● **SHORT EXERCISE**: Keep only the lines of the listing that include the word "color", and copy them.
********
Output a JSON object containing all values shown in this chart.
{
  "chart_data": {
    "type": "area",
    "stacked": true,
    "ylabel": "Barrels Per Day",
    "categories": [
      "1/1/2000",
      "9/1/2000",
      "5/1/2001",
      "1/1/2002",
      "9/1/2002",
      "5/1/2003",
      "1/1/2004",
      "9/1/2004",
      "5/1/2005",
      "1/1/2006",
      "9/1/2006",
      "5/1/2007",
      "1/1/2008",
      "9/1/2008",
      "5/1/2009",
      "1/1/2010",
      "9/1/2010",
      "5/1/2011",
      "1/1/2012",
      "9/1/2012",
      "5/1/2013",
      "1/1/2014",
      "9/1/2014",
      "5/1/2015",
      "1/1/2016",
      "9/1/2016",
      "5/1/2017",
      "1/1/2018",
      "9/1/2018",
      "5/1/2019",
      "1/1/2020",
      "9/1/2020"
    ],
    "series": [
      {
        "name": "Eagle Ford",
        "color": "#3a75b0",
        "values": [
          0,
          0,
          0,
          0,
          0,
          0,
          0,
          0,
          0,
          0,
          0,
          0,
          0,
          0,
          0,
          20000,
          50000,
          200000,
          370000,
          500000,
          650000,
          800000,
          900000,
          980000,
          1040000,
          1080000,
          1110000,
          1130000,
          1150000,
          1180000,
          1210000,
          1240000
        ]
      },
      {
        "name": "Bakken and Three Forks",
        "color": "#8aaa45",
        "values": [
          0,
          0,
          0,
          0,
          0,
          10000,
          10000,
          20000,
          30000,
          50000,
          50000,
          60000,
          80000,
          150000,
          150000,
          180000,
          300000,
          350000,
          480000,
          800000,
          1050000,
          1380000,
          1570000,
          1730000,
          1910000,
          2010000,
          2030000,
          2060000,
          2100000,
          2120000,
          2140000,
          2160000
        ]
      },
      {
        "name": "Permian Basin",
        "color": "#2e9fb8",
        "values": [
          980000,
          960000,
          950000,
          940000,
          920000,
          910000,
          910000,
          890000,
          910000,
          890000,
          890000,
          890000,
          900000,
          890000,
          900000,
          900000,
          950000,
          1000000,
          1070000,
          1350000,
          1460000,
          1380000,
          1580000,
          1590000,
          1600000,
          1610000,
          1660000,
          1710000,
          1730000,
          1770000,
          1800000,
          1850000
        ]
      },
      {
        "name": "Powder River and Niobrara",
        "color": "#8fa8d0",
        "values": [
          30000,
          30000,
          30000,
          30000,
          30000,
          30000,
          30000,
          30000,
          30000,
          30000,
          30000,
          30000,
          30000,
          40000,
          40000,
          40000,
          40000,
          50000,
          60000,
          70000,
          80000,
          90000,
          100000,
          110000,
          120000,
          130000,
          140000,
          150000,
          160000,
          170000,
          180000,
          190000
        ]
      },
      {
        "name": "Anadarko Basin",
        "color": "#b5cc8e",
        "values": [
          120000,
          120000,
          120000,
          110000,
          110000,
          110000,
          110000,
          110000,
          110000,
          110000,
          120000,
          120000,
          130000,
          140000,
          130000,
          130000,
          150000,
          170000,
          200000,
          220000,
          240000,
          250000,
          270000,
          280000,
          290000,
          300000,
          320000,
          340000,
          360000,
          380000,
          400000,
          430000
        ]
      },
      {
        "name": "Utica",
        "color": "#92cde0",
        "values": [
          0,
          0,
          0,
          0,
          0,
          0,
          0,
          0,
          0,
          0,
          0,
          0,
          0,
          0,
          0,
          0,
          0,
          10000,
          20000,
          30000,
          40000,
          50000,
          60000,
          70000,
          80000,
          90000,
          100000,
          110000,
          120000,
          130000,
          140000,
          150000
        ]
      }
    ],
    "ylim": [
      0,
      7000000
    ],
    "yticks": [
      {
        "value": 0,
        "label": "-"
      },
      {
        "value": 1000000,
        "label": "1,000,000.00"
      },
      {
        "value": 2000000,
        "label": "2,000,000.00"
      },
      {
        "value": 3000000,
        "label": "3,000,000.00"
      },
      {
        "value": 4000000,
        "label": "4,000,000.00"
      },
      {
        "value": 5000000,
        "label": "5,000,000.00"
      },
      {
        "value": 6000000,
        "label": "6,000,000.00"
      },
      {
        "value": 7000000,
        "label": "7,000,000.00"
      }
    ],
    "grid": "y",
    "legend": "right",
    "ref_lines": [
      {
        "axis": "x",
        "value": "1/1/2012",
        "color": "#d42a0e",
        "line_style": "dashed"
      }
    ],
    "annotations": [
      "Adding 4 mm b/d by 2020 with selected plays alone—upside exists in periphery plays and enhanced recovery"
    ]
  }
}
********
● **RESPONSE TO THIS EXERCISE**:
        "color": "#3a75b0",
        "color": "#8aaa45",
        "color": "#2e9fb8",
        "color": "#8fa8d0",
        "color": "#b5cc8e",
        "color": "#92cde0",
        "color": "#d42a0e",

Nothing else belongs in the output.